**TASK DIRECTIONS:** Find the lines with "JSON" in them and copy them out.

**SUPPLIED MATERIAL:**
────────────────────
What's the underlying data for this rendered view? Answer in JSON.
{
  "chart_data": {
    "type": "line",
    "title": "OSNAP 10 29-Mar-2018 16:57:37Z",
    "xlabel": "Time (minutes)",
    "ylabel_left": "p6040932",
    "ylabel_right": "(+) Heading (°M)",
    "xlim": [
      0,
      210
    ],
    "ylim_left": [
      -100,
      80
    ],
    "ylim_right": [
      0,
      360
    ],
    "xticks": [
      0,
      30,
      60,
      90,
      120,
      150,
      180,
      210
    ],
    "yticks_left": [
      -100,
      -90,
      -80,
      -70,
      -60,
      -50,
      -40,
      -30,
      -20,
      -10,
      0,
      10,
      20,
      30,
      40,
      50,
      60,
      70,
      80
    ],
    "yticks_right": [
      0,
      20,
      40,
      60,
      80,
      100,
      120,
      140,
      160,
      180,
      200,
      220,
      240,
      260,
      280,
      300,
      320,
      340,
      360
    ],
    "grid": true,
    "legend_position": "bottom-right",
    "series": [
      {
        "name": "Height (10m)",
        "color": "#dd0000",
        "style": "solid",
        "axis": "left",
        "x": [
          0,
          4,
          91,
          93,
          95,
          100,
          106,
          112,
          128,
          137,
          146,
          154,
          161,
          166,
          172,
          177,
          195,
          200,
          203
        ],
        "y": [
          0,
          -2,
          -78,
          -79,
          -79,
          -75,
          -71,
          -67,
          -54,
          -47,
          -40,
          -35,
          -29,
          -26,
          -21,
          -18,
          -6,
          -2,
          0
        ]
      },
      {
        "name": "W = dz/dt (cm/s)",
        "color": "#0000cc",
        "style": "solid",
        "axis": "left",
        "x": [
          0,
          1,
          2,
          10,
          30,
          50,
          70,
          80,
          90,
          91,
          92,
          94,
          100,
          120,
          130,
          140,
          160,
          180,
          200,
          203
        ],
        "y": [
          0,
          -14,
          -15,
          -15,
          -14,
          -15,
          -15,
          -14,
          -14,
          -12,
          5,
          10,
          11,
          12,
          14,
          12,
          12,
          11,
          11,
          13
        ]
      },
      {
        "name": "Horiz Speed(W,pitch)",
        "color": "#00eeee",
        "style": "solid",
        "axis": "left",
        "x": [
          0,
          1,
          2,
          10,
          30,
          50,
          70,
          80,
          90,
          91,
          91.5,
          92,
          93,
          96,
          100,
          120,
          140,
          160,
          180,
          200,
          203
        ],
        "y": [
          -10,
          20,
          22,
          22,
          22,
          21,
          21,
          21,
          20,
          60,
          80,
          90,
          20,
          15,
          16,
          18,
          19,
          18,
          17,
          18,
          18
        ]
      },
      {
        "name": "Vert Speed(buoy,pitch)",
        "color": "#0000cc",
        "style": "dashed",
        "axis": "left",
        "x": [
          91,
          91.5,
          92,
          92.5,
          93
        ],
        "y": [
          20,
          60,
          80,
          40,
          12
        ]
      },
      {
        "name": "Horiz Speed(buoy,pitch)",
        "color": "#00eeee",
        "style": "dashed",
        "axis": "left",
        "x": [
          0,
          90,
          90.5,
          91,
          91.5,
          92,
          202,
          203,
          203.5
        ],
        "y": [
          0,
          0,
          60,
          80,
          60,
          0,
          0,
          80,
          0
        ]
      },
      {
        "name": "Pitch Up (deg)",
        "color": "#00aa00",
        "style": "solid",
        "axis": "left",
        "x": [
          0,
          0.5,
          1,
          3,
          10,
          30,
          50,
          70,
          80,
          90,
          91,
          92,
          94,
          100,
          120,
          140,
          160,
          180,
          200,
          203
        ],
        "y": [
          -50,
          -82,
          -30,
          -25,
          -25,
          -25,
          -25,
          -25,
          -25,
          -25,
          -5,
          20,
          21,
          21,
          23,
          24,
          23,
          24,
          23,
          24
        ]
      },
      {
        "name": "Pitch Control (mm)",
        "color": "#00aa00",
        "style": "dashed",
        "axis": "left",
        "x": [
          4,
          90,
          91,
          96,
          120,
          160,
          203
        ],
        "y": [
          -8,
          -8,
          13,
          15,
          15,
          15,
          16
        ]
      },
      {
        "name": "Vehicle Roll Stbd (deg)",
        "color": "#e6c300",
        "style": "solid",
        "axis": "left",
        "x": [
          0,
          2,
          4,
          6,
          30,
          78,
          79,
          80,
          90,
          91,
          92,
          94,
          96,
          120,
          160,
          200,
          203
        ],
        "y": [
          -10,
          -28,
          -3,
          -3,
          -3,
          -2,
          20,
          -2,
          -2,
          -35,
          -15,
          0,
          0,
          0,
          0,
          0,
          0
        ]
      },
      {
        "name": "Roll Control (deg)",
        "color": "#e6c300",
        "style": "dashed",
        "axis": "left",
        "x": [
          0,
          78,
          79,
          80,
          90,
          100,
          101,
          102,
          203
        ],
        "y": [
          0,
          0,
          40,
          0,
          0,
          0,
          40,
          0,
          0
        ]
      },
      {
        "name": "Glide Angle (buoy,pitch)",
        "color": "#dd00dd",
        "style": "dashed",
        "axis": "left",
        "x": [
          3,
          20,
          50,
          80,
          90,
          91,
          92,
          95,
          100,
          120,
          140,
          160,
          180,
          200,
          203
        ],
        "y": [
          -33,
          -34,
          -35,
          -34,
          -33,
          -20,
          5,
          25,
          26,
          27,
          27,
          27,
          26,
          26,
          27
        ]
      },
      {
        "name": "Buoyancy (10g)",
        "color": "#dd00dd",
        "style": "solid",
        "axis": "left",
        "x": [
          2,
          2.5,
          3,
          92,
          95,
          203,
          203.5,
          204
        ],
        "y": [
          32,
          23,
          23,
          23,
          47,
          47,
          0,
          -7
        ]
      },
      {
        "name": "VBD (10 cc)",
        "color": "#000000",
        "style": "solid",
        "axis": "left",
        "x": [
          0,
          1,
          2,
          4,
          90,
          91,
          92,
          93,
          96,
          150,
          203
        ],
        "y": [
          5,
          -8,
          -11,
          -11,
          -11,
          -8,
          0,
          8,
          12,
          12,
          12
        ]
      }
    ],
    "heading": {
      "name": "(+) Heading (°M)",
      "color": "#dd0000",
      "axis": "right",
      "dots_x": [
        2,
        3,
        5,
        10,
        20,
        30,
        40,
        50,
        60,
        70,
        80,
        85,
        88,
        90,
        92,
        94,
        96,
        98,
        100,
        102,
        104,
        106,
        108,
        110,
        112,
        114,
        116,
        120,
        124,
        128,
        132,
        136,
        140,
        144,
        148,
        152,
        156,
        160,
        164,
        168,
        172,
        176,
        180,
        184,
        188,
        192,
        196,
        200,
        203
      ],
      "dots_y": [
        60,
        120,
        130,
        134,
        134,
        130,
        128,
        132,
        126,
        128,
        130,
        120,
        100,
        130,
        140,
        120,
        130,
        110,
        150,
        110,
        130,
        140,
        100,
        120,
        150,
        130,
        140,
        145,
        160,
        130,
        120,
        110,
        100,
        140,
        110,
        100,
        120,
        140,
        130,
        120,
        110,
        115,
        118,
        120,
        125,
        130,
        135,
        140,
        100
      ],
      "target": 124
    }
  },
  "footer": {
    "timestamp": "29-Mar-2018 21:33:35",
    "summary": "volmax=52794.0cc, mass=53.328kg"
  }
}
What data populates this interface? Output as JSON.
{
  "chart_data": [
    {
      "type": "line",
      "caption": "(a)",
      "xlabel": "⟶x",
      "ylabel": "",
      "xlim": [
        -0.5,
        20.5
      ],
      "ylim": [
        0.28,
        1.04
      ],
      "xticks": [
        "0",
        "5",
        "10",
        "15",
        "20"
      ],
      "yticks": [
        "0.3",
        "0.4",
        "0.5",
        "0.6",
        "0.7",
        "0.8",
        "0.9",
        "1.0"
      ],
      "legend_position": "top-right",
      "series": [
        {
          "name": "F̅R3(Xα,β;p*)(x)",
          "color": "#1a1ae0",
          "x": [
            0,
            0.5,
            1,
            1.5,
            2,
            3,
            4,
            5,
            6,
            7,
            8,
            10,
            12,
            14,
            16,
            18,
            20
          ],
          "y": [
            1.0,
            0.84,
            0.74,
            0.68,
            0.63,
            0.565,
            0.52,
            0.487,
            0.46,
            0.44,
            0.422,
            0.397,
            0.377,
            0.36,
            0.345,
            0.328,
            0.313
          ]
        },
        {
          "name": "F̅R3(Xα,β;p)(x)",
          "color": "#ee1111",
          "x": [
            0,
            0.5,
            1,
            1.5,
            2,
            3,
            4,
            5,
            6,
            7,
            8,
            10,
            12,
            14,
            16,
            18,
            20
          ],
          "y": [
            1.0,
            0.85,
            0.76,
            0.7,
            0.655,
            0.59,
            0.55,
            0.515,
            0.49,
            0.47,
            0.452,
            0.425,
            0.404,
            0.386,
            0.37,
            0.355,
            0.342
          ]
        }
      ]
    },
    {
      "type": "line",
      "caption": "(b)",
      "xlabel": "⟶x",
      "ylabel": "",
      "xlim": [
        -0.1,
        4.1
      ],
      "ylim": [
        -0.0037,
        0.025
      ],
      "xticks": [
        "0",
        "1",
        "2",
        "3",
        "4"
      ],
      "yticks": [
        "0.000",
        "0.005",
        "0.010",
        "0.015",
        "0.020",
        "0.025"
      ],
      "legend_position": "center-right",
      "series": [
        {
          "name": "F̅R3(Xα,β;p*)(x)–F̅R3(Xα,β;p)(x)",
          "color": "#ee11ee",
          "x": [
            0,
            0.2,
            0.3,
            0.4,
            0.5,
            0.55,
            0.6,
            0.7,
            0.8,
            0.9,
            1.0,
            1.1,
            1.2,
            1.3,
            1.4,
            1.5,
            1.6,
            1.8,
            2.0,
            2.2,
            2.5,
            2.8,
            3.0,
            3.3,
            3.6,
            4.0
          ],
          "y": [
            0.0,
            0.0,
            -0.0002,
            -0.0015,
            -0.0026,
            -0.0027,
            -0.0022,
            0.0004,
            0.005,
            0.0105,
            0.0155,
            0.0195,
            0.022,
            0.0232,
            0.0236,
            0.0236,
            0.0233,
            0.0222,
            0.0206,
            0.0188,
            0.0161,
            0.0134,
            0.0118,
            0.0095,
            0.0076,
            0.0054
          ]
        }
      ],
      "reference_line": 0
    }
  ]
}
────────────────────
**RESULT:**
What's the underlying data for this rendered view? Answer in JSON.
What data populates this interface? Output as JSON.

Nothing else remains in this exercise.